» **What you have to do**
The records below must be duplicated exactly, character for character.

Stored data entries:
________________________________________
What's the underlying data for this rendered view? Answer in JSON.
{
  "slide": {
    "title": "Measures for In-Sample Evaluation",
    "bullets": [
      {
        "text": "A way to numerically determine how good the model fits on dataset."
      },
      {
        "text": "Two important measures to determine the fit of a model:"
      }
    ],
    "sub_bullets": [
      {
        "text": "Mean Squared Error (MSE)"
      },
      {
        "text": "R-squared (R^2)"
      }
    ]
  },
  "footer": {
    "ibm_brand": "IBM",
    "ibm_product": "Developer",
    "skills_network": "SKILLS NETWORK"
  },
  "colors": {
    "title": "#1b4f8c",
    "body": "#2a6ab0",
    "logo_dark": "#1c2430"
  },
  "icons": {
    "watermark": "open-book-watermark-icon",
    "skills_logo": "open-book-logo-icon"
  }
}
________________________________________
» **Answer to this problem**
What's the underlying data for this rendered view? Answer in JSON.
{
  "slide": {
    "title": "Measures for In-Sample Evaluation",
    "bullets": [
      {
        "text": "A way to numerically determine how good the model fits on dataset."
      },
      {
        "text": "Two important measures to determine the fit of a model:"
      }
    ],
    "sub_bullets": [
      {
        "text": "Mean Squared Error (MSE)"
      },
      {
        "text": "R-squared (R^2)"
      }
    ]
  },
  "footer": {
    "ibm_brand": "IBM",
    "ibm_product": "Developer",
    "skills_network": "SKILLS NETWORK"
  },
  "colors": {
    "title": "#1b4f8c",
    "body": "#2a6ab0",
    "logo_dark": "#1c2430"
  },
  "icons": {
    "watermark": "open-book-watermark-icon",
    "skills_logo": "open-book-logo-icon"
  }
}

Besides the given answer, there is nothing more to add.